Goal — Note each line that includes the word "area". Copy those lines.

>> BEGIN Record excerpts

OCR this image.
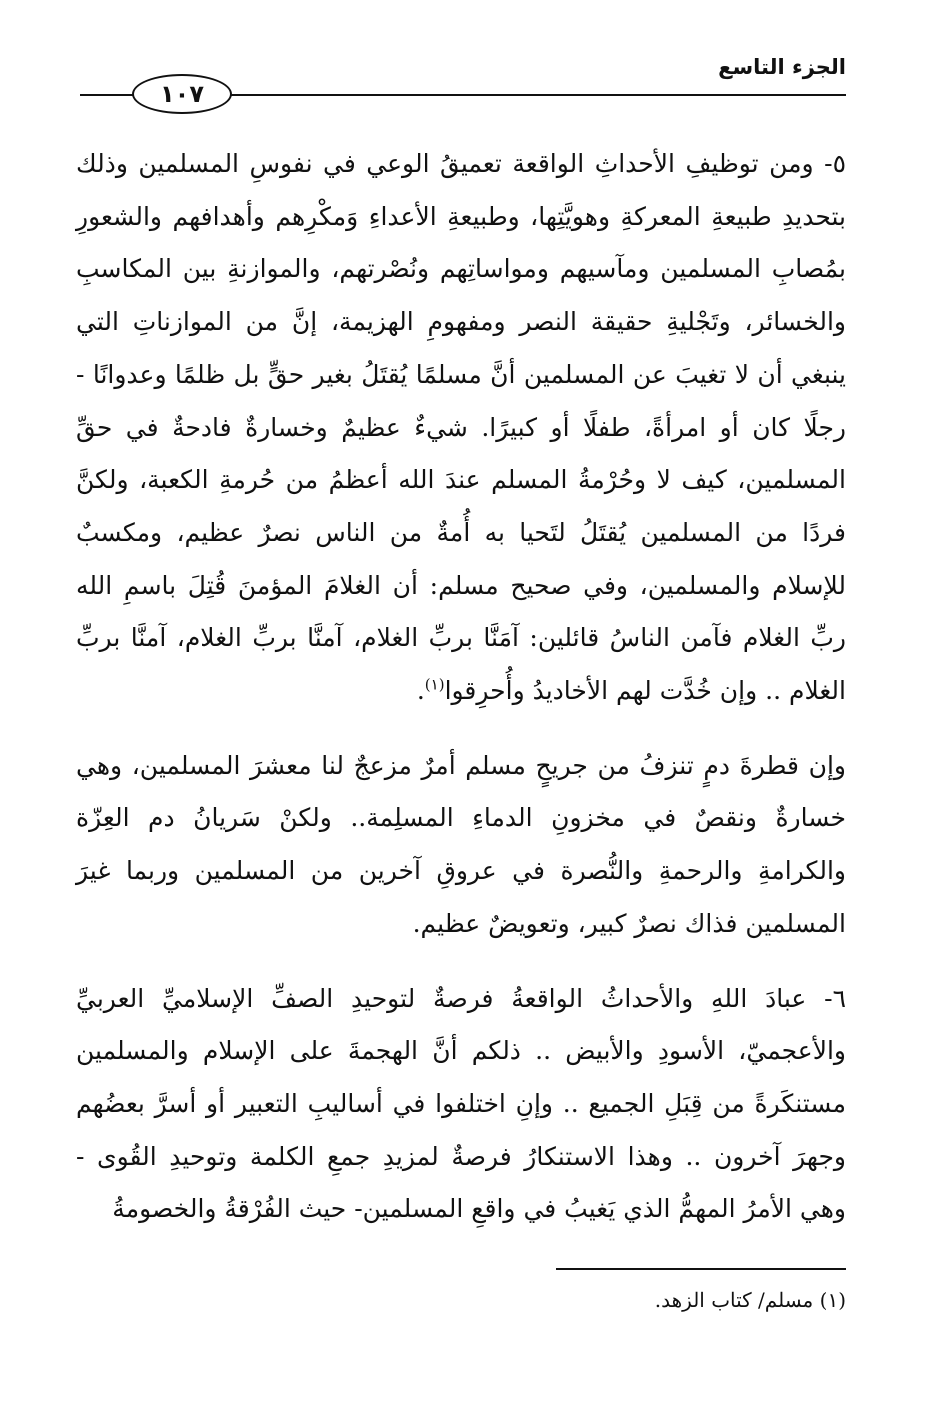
الجزء التاسع
١٠٧

٥- ومن توظيفِ الأحداثِ الواقعة تعميقُ الوعي في نفوسِ المسلمين وذلك بتحديدِ طبيعةِ المعركةِ وهويَّتِها، وطبيعةِ الأعداءِ وَمكْرِهم وأهدافهم والشعورِ بمُصابِ المسلمين ومآسيهم ومواساتِهم ونُصْرتهم، والموازنةِ بين المكاسبِ والخسائر، وتَجْليةِ حقيقة النصر ومفهومِ الهزيمة، إنَّ من الموازناتِ التي ينبغي أن لا تغيبَ عن المسلمين أنَّ مسلمًا يُقتَلُ بغير حقٍّ بل ظلمًا وعدوانًا - رجلًا كان أو امرأةً، طفلًا أو كبيرًا. شيءٌ عظيمٌ وخسارةٌ فادحةٌ في حقِّ المسلمين، كيف لا وحُرْمةُ المسلم عندَ الله أعظمُ من حُرمةِ الكعبة، ولكنَّ فردًا من المسلمين يُقتَلُ لتَحيا به أُمةٌ من الناس نصرٌ عظيم، ومكسبٌ للإسلام والمسلمين، وفي صحيح مسلم: أن الغلامَ المؤمنَ قُتِلَ باسمِ الله ربِّ الغلام فآمن الناسُ قائلين: آمَنَّا بربِّ الغلام، آمنَّا بربِّ الغلام، آمنَّا بربِّ الغلام .. وإن خُدَّت لهم الأخاديدُ وأُحرِقوا$^{(١)}$.

وإن قطرةَ دمٍ تنزفُ من جريحٍ مسلم أمرٌ مزعجٌ لنا معشرَ المسلمين، وهي خسارةٌ ونقصٌ في مخزونِ الدماءِ المسلِمة.. ولكنْ سَريانُ دم العِزّة والكرامةِ والرحمةِ والنُّصرة في عروقِ آخرين من المسلمين وربما غيرَ المسلمين فذاك نصرٌ كبير، وتعويضٌ عظيم.

٦- عبادَ اللهِ والأحداثُ الواقعةُ فرصةٌ لتوحيدِ الصفِّ الإسلاميِّ العربيِّ والأعجميّ، الأسودِ والأبيض .. ذلكم أنَّ الهجمةَ على الإسلام والمسلمين مستنكَرةً من قِبَلِ الجميع .. وإنِ اختلفوا في أساليبِ التعبير أو أسرَّ بعضُهم وجهرَ آخرون .. وهذا الاستنكارُ فرصةٌ لمزيدِ جمعِ الكلمة وتوحيدِ القُوى - وهي الأمرُ المهمُّ الذي يَغيبُ في واقعِ المسلمين- حيث الفُرْقةُ والخصومةُ

(١) مسلم/ كتاب الزهد.
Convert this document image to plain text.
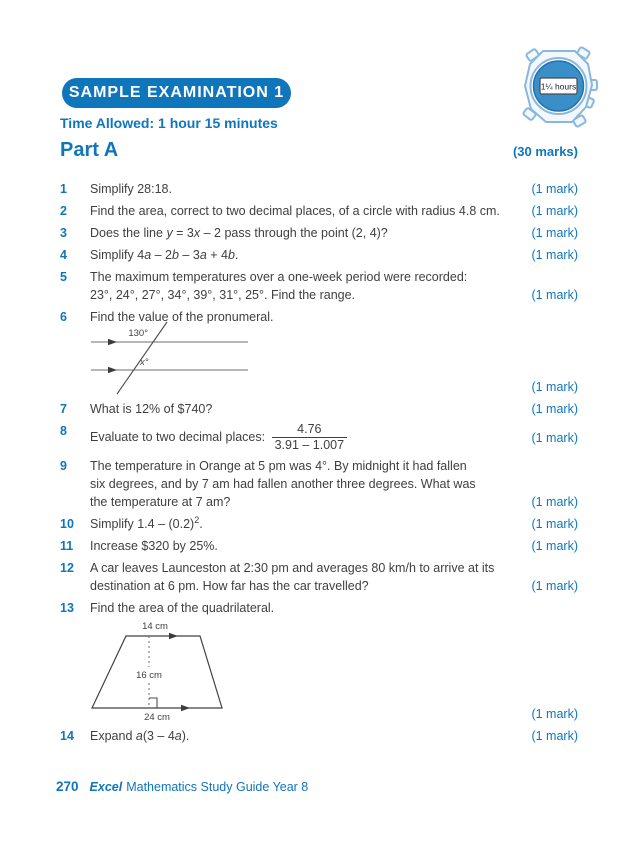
SAMPLE EXAMINATION 1	1¼ hours
Time Allowed: 1 hour 15 minutes
Part A	(30 marks)
1	Simplify 28:18.	(1 mark)
2	Find the area, correct to two decimal places, of a circle with radius 4.8 cm.	(1 mark)
3	Does the line y = 3x – 2 pass through the point (2, 4)?	(1 mark)
4	Simplify 4a – 2b – 3a + 4b.	(1 mark)
5	The maximum temperatures over a one-week period were recorded:
23°, 24°, 27°, 34°, 39°, 31°, 25°. Find the range.	(1 mark)
6	Find the value of the pronumeral.
130°
x°
(1 mark)
7	What is 12% of $740?	(1 mark)
8	Evaluate to two decimal places: $\frac{4.76}{3.91 - 1.007}$	(1 mark)
9	The temperature in Orange at 5 pm was 4°. By midnight it had fallen
six degrees, and by 7 am had fallen another three degrees. What was
the temperature at 7 am?	(1 mark)
10	Simplify $1.4 - (0.2)^2$.	(1 mark)
11	Increase $320 by 25%.	(1 mark)
12	A car leaves Launceston at 2:30 pm and averages 80 km/h to arrive at its
destination at 6 pm. How far has the car travelled?	(1 mark)
13	Find the area of the quadrilateral.
14 cm
16 cm
24 cm	(1 mark)
14	Expand a(3 – 4a).	(1 mark)
270 Excel Mathematics Study Guide Year 8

>> END Record excerpts

Expected answer —
2	Find the area, correct to two decimal places, of a circle with radius 4.8 cm.	(1 mark)
13	Find the area of the quadrilateral.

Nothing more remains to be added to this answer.